LISTED ENTRIES >>
=====

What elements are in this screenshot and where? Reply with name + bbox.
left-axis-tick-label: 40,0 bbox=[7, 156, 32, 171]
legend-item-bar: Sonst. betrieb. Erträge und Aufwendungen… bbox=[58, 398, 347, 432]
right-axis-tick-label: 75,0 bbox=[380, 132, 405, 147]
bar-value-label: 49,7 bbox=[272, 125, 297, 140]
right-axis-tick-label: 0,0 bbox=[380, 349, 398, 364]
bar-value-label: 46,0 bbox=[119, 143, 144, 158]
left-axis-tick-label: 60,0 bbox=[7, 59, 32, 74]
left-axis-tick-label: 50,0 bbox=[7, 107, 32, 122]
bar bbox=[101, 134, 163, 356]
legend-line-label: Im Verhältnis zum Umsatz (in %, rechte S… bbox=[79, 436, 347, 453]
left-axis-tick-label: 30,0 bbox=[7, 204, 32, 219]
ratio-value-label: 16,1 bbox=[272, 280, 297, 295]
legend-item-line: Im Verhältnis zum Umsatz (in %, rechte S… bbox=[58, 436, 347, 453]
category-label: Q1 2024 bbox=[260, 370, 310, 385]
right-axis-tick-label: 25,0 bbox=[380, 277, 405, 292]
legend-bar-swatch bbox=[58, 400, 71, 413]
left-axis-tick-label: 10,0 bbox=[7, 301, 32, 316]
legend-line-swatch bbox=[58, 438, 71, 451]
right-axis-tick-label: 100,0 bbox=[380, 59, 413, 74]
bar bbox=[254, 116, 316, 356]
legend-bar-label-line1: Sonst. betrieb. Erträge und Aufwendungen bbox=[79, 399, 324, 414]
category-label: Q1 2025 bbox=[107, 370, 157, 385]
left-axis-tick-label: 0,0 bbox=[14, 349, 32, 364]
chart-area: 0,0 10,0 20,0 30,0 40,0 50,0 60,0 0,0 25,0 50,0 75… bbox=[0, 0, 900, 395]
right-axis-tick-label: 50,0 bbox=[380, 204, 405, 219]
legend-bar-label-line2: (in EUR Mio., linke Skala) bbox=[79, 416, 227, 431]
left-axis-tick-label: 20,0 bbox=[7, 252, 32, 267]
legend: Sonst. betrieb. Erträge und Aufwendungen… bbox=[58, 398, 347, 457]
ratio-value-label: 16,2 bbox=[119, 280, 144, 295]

=====

DIRECTIVE >> Copy out every line of the data above word for word, keeping each character and number unchanged.

SOLUTION TO THIS EXERCISE >>
What elements are in this screenshot and where? Reply with name + bbox.
left-axis-tick-label: 40,0 bbox=[7, 156, 32, 171]
legend-item-bar: Sonst. betrieb. Erträge und Aufwendungen… bbox=[58, 398, 347, 432]
right-axis-tick-label: 75,0 bbox=[380, 132, 405, 147]
bar-value-label: 49,7 bbox=[272, 125, 297, 140]
right-axis-tick-label: 0,0 bbox=[380, 349, 398, 364]
bar-value-label: 46,0 bbox=[119, 143, 144, 158]
left-axis-tick-label: 60,0 bbox=[7, 59, 32, 74]
left-axis-tick-label: 50,0 bbox=[7, 107, 32, 122]
bar bbox=[101, 134, 163, 356]
legend-line-label: Im Verhältnis zum Umsatz (in %, rechte S… bbox=[79, 436, 347, 453]
left-axis-tick-label: 30,0 bbox=[7, 204, 32, 219]
ratio-value-label: 16,1 bbox=[272, 280, 297, 295]
legend-item-line: Im Verhältnis zum Umsatz (in %, rechte S… bbox=[58, 436, 347, 453]
category-label: Q1 2024 bbox=[260, 370, 310, 385]
right-axis-tick-label: 25,0 bbox=[380, 277, 405, 292]
legend-bar-swatch bbox=[58, 400, 71, 413]
left-axis-tick-label: 10,0 bbox=[7, 301, 32, 316]
legend-line-swatch bbox=[58, 438, 71, 451]
right-axis-tick-label: 100,0 bbox=[380, 59, 413, 74]
bar bbox=[254, 116, 316, 356]
legend-bar-label-line1: Sonst. betrieb. Erträge und Aufwendungen bbox=[79, 399, 324, 414]
category-label: Q1 2025 bbox=[107, 370, 157, 385]
left-axis-tick-label: 0,0 bbox=[14, 349, 32, 364]
chart-area: 0,0 10,0 20,0 30,0 40,0 50,0 60,0 0,0 25,0 50,0 75… bbox=[0, 0, 900, 395]
right-axis-tick-label: 50,0 bbox=[380, 204, 405, 219]
legend-bar-label-line2: (in EUR Mio., linke Skala) bbox=[79, 416, 227, 431]
left-axis-tick-label: 20,0 bbox=[7, 252, 32, 267]
legend: Sonst. betrieb. Erträge und Aufwendungen… bbox=[58, 398, 347, 457]
ratio-value-label: 16,2 bbox=[119, 280, 144, 295]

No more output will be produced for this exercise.